__REQUIREMENTS__
Quote the records below from their first line through the line that contains "orientation-dropdown-icon[interactable]: ⌄ [417,148,425,159]", including both of those lines.

Start

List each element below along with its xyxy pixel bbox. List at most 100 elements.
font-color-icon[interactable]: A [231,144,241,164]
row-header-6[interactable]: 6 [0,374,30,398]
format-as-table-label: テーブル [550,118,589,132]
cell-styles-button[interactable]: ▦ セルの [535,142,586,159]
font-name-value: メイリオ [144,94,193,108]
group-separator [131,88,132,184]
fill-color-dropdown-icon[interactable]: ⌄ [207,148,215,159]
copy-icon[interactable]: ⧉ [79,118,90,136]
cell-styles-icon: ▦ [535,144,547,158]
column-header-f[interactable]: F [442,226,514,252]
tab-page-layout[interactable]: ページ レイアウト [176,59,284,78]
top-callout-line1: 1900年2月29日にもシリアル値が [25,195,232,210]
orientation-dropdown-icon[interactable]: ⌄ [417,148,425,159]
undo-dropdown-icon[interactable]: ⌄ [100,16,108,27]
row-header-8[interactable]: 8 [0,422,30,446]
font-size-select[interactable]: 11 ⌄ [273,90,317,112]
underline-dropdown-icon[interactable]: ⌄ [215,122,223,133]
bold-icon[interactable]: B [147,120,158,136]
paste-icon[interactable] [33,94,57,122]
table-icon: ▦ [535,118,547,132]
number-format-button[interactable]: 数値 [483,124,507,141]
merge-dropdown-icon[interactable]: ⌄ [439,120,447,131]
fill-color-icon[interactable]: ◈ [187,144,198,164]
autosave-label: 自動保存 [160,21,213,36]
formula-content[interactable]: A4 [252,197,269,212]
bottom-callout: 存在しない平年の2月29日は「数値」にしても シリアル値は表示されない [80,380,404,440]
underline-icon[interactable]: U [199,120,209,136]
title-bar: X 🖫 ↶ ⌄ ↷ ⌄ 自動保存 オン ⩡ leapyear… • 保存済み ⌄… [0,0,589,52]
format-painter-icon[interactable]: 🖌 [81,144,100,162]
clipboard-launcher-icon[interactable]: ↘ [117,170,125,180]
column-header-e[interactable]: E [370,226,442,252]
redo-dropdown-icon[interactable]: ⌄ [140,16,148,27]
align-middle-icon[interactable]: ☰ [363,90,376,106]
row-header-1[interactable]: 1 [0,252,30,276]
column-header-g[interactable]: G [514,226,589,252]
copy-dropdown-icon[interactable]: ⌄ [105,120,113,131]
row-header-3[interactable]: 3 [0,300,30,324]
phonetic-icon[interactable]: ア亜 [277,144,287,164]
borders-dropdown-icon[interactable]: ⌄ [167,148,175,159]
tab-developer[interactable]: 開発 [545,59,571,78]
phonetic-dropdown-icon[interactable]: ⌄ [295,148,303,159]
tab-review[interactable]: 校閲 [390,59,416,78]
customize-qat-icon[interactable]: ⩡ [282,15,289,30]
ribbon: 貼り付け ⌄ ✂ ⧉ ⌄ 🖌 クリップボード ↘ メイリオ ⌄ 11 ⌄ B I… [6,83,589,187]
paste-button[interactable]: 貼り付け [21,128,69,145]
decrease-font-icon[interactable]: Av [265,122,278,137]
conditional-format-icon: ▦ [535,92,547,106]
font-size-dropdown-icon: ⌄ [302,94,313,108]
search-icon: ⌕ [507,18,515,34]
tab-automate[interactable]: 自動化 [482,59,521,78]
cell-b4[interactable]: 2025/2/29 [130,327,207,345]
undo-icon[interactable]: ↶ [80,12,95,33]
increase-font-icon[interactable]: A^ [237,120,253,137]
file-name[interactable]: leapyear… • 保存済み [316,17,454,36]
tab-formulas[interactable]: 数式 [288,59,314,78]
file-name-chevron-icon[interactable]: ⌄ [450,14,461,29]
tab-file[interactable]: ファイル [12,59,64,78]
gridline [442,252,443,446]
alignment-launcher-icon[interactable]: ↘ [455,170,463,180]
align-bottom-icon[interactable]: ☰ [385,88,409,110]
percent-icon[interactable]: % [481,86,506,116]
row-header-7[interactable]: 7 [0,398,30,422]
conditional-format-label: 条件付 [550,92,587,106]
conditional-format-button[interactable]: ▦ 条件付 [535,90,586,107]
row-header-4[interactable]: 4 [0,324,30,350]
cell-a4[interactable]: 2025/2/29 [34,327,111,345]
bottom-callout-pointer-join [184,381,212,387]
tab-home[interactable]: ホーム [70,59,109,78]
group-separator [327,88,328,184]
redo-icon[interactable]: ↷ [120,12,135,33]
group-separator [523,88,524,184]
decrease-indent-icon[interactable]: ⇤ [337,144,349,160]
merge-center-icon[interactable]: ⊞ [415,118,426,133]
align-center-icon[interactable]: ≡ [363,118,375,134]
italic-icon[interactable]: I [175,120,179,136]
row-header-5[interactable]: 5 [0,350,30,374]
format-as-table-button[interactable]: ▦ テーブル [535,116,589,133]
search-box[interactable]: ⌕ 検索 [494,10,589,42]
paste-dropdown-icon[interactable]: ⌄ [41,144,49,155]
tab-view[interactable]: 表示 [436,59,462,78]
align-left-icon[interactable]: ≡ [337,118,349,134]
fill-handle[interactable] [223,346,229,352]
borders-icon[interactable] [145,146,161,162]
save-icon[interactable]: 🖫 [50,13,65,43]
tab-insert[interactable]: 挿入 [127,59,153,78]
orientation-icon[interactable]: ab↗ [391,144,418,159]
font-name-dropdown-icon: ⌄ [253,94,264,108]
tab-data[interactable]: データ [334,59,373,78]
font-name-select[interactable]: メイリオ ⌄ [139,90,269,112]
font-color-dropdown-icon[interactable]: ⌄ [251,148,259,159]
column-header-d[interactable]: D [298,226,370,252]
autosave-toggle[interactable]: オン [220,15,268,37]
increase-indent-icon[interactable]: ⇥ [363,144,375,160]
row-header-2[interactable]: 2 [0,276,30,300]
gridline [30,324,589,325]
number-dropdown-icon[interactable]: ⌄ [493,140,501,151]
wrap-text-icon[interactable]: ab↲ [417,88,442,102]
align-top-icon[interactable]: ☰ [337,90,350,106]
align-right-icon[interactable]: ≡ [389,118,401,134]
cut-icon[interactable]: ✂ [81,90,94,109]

End

__SOLUTION TO THIS TASK__
List each element below along with its xyxy pixel bbox. List at most 100 elements.
font-color-icon[interactable]: A [231,144,241,164]
row-header-6[interactable]: 6 [0,374,30,398]
format-as-table-label: テーブル [550,118,589,132]
cell-styles-button[interactable]: ▦ セルの [535,142,586,159]
font-name-value: メイリオ [144,94,193,108]
group-separator [131,88,132,184]
fill-color-dropdown-icon[interactable]: ⌄ [207,148,215,159]
copy-icon[interactable]: ⧉ [79,118,90,136]
cell-styles-icon: ▦ [535,144,547,158]
column-header-f[interactable]: F [442,226,514,252]
tab-page-layout[interactable]: ページ レイアウト [176,59,284,78]
top-callout-line1: 1900年2月29日にもシリアル値が [25,195,232,210]
orientation-dropdown-icon[interactable]: ⌄ [417,148,425,159]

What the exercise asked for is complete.